======== SUPPLIED INFORMATION
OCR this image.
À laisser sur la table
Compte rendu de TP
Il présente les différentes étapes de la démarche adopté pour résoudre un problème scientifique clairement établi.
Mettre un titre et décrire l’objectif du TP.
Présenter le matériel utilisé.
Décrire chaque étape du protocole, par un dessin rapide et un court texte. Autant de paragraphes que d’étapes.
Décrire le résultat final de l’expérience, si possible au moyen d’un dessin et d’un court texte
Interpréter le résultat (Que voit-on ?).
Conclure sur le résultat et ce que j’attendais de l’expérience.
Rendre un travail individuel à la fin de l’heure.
================
▸ EXERCISE OBJECTIVE: Write out every record, exactly as written.

▸ RESPONSE TO THE TASK:
OCR this image.
À laisser sur la table
Compte rendu de TP
Il présente les différentes étapes de la démarche adopté pour résoudre un problème scientifique clairement établi.
Mettre un titre et décrire l’objectif du TP.
Présenter le matériel utilisé.
Décrire chaque étape du protocole, par un dessin rapide et un court texte. Autant de paragraphes que d’étapes.
Décrire le résultat final de l’expérience, si possible au moyen d’un dessin et d’un court texte
Interpréter le résultat (Que voit-on ?).
Conclure sur le résultat et ce que j’attendais de l’expérience.
Rendre un travail individuel à la fin de l’heure.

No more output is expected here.